### DATA SUPPLIED
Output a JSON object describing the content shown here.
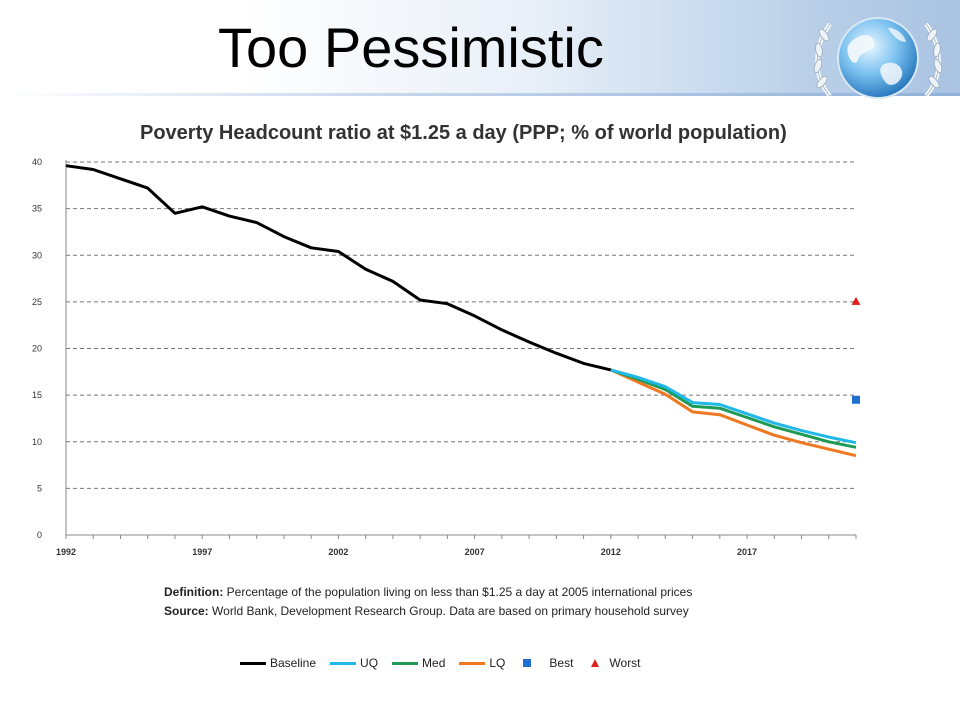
{
  "slide": {
    "title": "Too Pessimistic",
    "logo_icon": "globe-laurel-icon"
  },
  "chart_data": {
    "type": "line",
    "title": "Poverty Headcount ratio at $1.25 a day (PPP; % of world population)",
    "xlabel": "",
    "ylabel": "",
    "xlim": [
      1992,
      2021
    ],
    "ylim": [
      0,
      40
    ],
    "yticks": [
      0,
      5,
      10,
      15,
      20,
      25,
      30,
      35,
      40
    ],
    "xticks": [
      1992,
      1997,
      2002,
      2007,
      2012,
      2017
    ],
    "grid": "horizontal-dashed",
    "legend_position": "bottom",
    "series": [
      {
        "name": "Baseline",
        "color": "#000000",
        "x": [
          1992,
          1993,
          1994,
          1995,
          1996,
          1997,
          1998,
          1999,
          2000,
          2001,
          2002,
          2003,
          2004,
          2005,
          2006,
          2007,
          2008,
          2009,
          2010,
          2011,
          2012
        ],
        "y": [
          39.6,
          39.2,
          38.2,
          37.2,
          34.5,
          35.2,
          34.2,
          33.5,
          32.0,
          30.8,
          30.4,
          28.5,
          27.2,
          25.2,
          24.8,
          23.5,
          22.0,
          20.7,
          19.5,
          18.4,
          17.7
        ]
      },
      {
        "name": "UQ",
        "color": "#20b8e8",
        "x": [
          2012,
          2013,
          2014,
          2015,
          2016,
          2017,
          2018,
          2019,
          2020,
          2021
        ],
        "y": [
          17.7,
          16.9,
          15.9,
          14.2,
          14.0,
          13.0,
          12.0,
          11.2,
          10.5,
          9.9
        ]
      },
      {
        "name": "Med",
        "color": "#1f9a55",
        "x": [
          2012,
          2013,
          2014,
          2015,
          2016,
          2017,
          2018,
          2019,
          2020,
          2021
        ],
        "y": [
          17.7,
          16.7,
          15.6,
          13.8,
          13.6,
          12.6,
          11.6,
          10.8,
          10.0,
          9.4
        ]
      },
      {
        "name": "LQ",
        "color": "#f07820",
        "x": [
          2012,
          2013,
          2014,
          2015,
          2016,
          2017,
          2018,
          2019,
          2020,
          2021
        ],
        "y": [
          17.7,
          16.4,
          15.1,
          13.2,
          12.9,
          11.8,
          10.7,
          9.9,
          9.2,
          8.5
        ]
      }
    ],
    "points": [
      {
        "name": "Best",
        "color": "#1f6fd0",
        "marker": "square",
        "x": 2021,
        "y": 14.5
      },
      {
        "name": "Worst",
        "color": "#e02020",
        "marker": "triangle",
        "x": 2021,
        "y": 25.0
      }
    ]
  },
  "notes": {
    "definition_label": "Definition:",
    "definition_text": "Percentage of the population living on less than $1.25 a day at 2005 international prices",
    "source_label": "Source:",
    "source_text": "World Bank, Development Research Group. Data are based on primary household survey"
  },
  "legend": {
    "baseline": "Baseline",
    "uq": "UQ",
    "med": "Med",
    "lq": "LQ",
    "best": "Best",
    "worst": "Worst"
  }
}
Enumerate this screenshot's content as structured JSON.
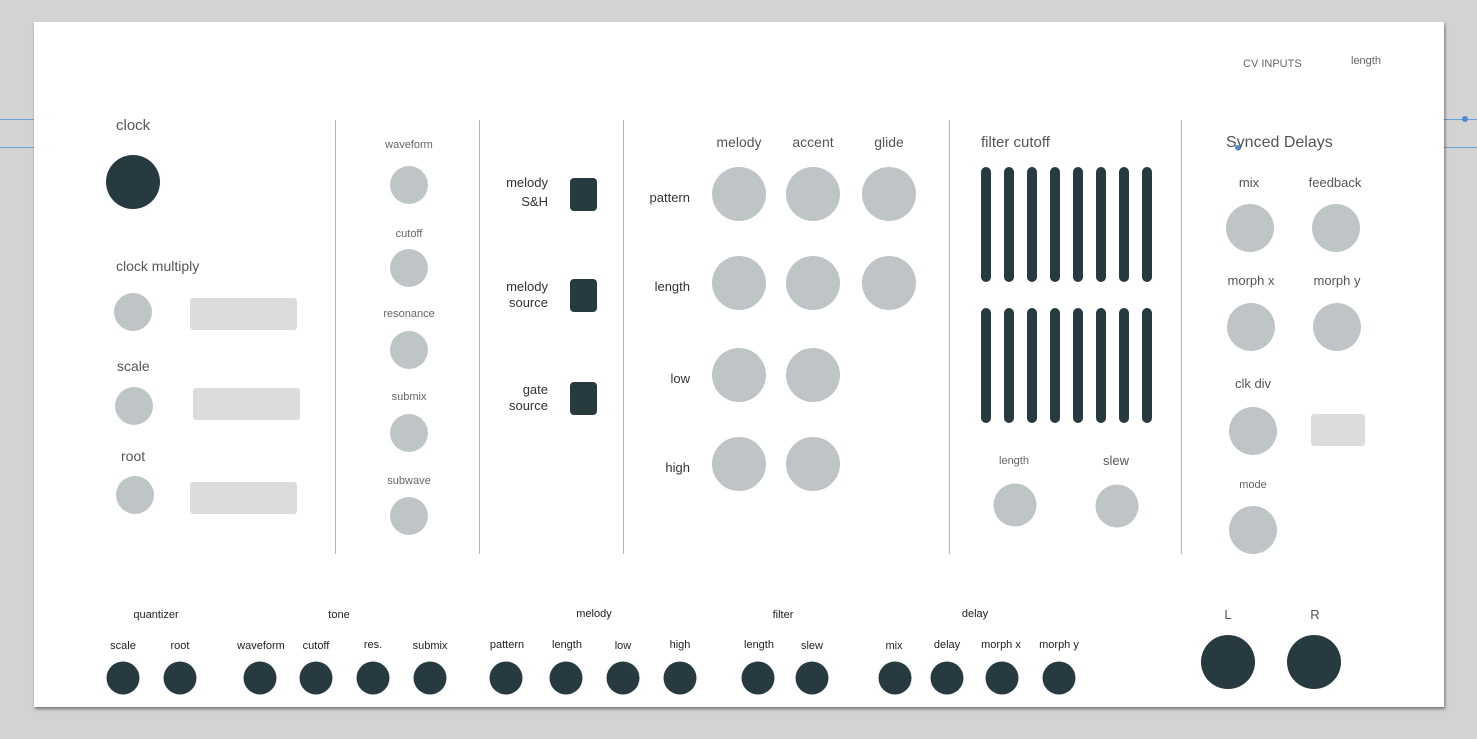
{
  "header": {
    "cv_inputs": "CV INPUTS",
    "length": "length"
  },
  "clock_section": {
    "clock": "clock",
    "clock_multiply": "clock multiply",
    "scale": "scale",
    "root": "root"
  },
  "tone_section": {
    "waveform": "waveform",
    "cutoff": "cutoff",
    "resonance": "resonance",
    "submix": "submix",
    "subwave": "subwave"
  },
  "switch_section": {
    "melody_sh_line1": "melody",
    "melody_sh_line2": "S&H",
    "melody_source_line1": "melody",
    "melody_source_line2": "source",
    "gate_source_line1": "gate",
    "gate_source_line2": "source"
  },
  "sequencer_section": {
    "col_melody": "melody",
    "col_accent": "accent",
    "col_glide": "glide",
    "row_pattern": "pattern",
    "row_length": "length",
    "row_low": "low",
    "row_high": "high"
  },
  "filter_section": {
    "title": "filter cutoff",
    "length": "length",
    "slew": "slew"
  },
  "delay_section": {
    "title": "Synced Delays",
    "mix": "mix",
    "feedback": "feedback",
    "morph_x": "morph x",
    "morph_y": "morph y",
    "clk_div": "clk div",
    "mode": "mode"
  },
  "jacks": {
    "quantizer": {
      "title": "quantizer",
      "scale": "scale",
      "root": "root"
    },
    "tone": {
      "title": "tone",
      "waveform": "waveform",
      "cutoff": "cutoff",
      "res": "res.",
      "submix": "submix"
    },
    "melody": {
      "title": "melody",
      "pattern": "pattern",
      "length": "length",
      "low": "low",
      "high": "high"
    },
    "filter": {
      "title": "filter",
      "length": "length",
      "slew": "slew"
    },
    "delay": {
      "title": "delay",
      "mix": "mix",
      "delay": "delay",
      "morph_x": "morph x",
      "morph_y": "morph y"
    },
    "outputs": {
      "left": "L",
      "right": "R"
    }
  },
  "colors": {
    "panel": "#ffffff",
    "background": "#d3d3d3",
    "knob": "#bfc5c6",
    "jack": "#273a40",
    "display": "#dcdcdc",
    "guide": "#6a9fd8"
  }
}
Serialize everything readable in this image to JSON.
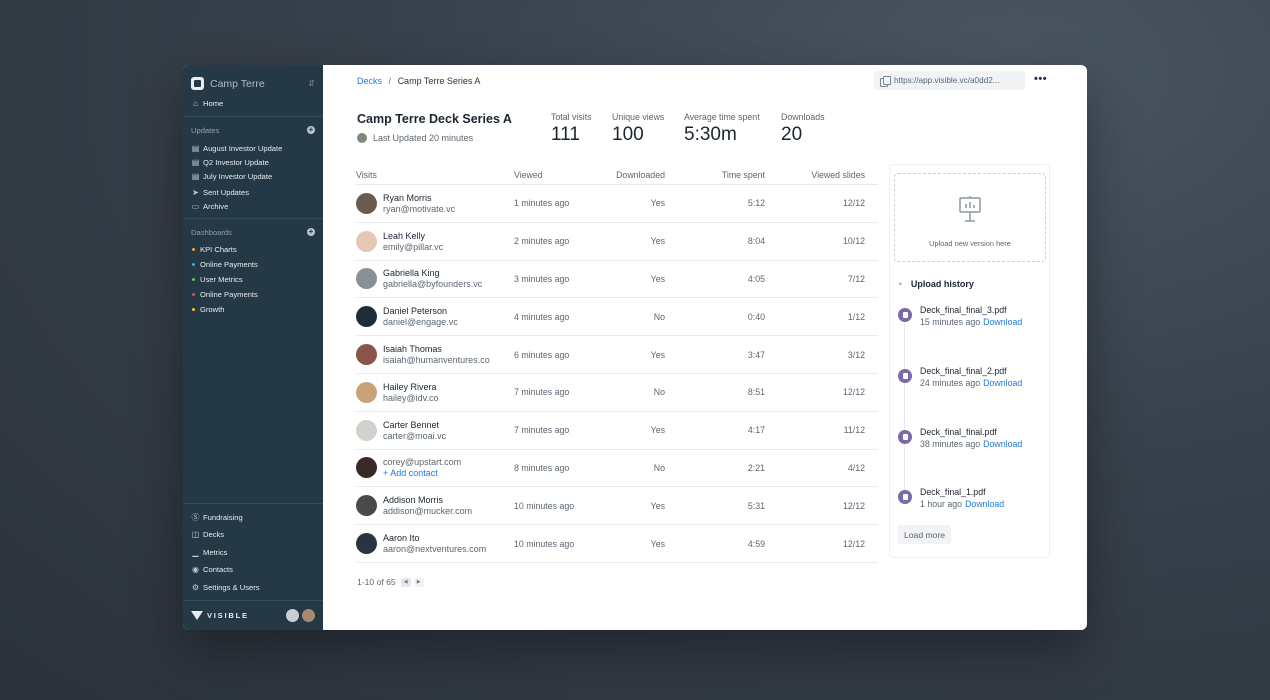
{
  "workspace": {
    "name": "Camp Terre"
  },
  "sidebar": {
    "home": "Home",
    "updates_header": "Updates",
    "updates": [
      {
        "label": "August Investor Update",
        "icon": "doc-icon"
      },
      {
        "label": "Q2 Investor Update",
        "icon": "doc-icon"
      },
      {
        "label": "July Investor Update",
        "icon": "doc-icon"
      },
      {
        "label": "Sent Updates",
        "icon": "send-icon"
      },
      {
        "label": "Archive",
        "icon": "archive-icon"
      }
    ],
    "dashboards_header": "Dashboards",
    "dashboards": [
      {
        "label": "KPI Charts",
        "color": "#f2a33a"
      },
      {
        "label": "Online Payments",
        "color": "#2bb3e6"
      },
      {
        "label": "User Metrics",
        "color": "#5cc26b"
      },
      {
        "label": "Online Payments",
        "color": "#e24a4a"
      },
      {
        "label": "Growth",
        "color": "#f2c33a"
      }
    ],
    "bottom": [
      {
        "label": "Fundraising",
        "icon": "dollar-icon"
      },
      {
        "label": "Decks",
        "icon": "presentation-icon"
      },
      {
        "label": "Metrics",
        "icon": "chart-icon"
      },
      {
        "label": "Contacts",
        "icon": "contacts-icon"
      },
      {
        "label": "Settings & Users",
        "icon": "gear-icon"
      }
    ],
    "brand": "VISIBLE"
  },
  "header": {
    "breadcrumb_link": "Decks",
    "breadcrumb_sep": "/",
    "breadcrumb_current": "Camp Terre Series A",
    "share_url": "https://app.visible.vc/a0dd2...",
    "more": "•••"
  },
  "deck": {
    "title": "Camp Terre Deck Series A",
    "updated": "Last Updated 20 minutes"
  },
  "stats": [
    {
      "label": "Total visits",
      "value": "111"
    },
    {
      "label": "Unique views",
      "value": "100"
    },
    {
      "label": "Average time spent",
      "value": "5:30m"
    },
    {
      "label": "Downloads",
      "value": "20"
    }
  ],
  "table": {
    "columns": [
      "Visits",
      "Viewed",
      "Downloaded",
      "Time spent",
      "Viewed slides"
    ],
    "rows": [
      {
        "name": "Ryan Morris",
        "email": "ryan@motivate.vc",
        "viewed": "1 minutes ago",
        "downloaded": "Yes",
        "time": "5:12",
        "slides": "12/12",
        "avatar_color": "#6b5a4e"
      },
      {
        "name": "Leah Kelly",
        "email": "emily@pillar.vc",
        "viewed": "2 minutes ago",
        "downloaded": "Yes",
        "time": "8:04",
        "slides": "10/12",
        "avatar_color": "#e6c7b5"
      },
      {
        "name": "Gabriella King",
        "email": "gabriella@byfounders.vc",
        "viewed": "3 minutes ago",
        "downloaded": "Yes",
        "time": "4:05",
        "slides": "7/12",
        "avatar_color": "#8b8f96"
      },
      {
        "name": "Daniel Peterson",
        "email": "daniel@engage.vc",
        "viewed": "4 minutes ago",
        "downloaded": "No",
        "time": "0:40",
        "slides": "1/12",
        "avatar_color": "#1f2d3a"
      },
      {
        "name": "Isaiah Thomas",
        "email": "isaiah@humanventures.co",
        "viewed": "6 minutes ago",
        "downloaded": "Yes",
        "time": "3:47",
        "slides": "3/12",
        "avatar_color": "#8a5548"
      },
      {
        "name": "Hailey Rivera",
        "email": "hailey@idv.co",
        "viewed": "7 minutes ago",
        "downloaded": "No",
        "time": "8:51",
        "slides": "12/12",
        "avatar_color": "#c9a27a"
      },
      {
        "name": "Carter Bennet",
        "email": "carter@moai.vc",
        "viewed": "7 minutes ago",
        "downloaded": "Yes",
        "time": "4:17",
        "slides": "11/12",
        "avatar_color": "#d4d0cc"
      },
      {
        "name": "",
        "email": "corey@upstart.com",
        "add_contact": "+ Add contact",
        "viewed": "8 minutes ago",
        "downloaded": "No",
        "time": "2:21",
        "slides": "4/12",
        "avatar_color": "#3a2a26"
      },
      {
        "name": "Addison Morris",
        "email": "addison@mucker.com",
        "viewed": "10 minutes ago",
        "downloaded": "Yes",
        "time": "5:31",
        "slides": "12/12",
        "avatar_color": "#4a4a4a"
      },
      {
        "name": "Aaron Ito",
        "email": "aaron@nextventures.com",
        "viewed": "10 minutes ago",
        "downloaded": "Yes",
        "time": "4:59",
        "slides": "12/12",
        "avatar_color": "#2a3440"
      }
    ],
    "pagination": "1-10 of 65"
  },
  "panel": {
    "upload_prompt": "Upload new version here",
    "history_title": "Upload history",
    "history": [
      {
        "file": "Deck_final_final_3.pdf",
        "when": "15 minutes ago",
        "action": "Download"
      },
      {
        "file": "Deck_final_final_2.pdf",
        "when": "24 minutes ago",
        "action": "Download"
      },
      {
        "file": "Deck_final_final.pdf",
        "when": "38 minutes ago",
        "action": "Download"
      },
      {
        "file": "Deck_final_1.pdf",
        "when": "1 hour ago",
        "action": "Download"
      }
    ],
    "load_more": "Load more"
  },
  "colors": {
    "sidebar_bg": "#243845",
    "link": "#1f7ae0",
    "file_icon": "#7a6aa8"
  }
}
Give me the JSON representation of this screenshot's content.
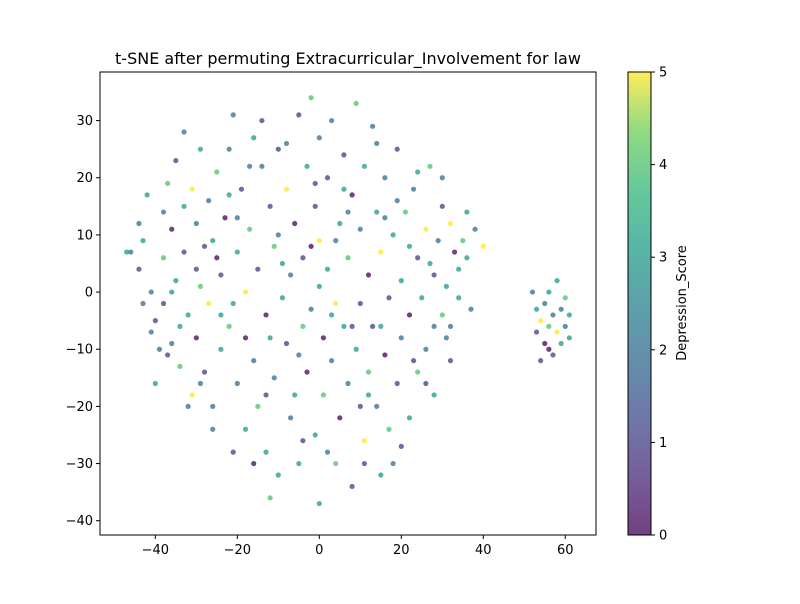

### YOUR GOAL
Copy every line that includes the string "pattern" from the material above.

### TASK RESULT
    "row_pattern": "pattern",
      "pattern": "pattern",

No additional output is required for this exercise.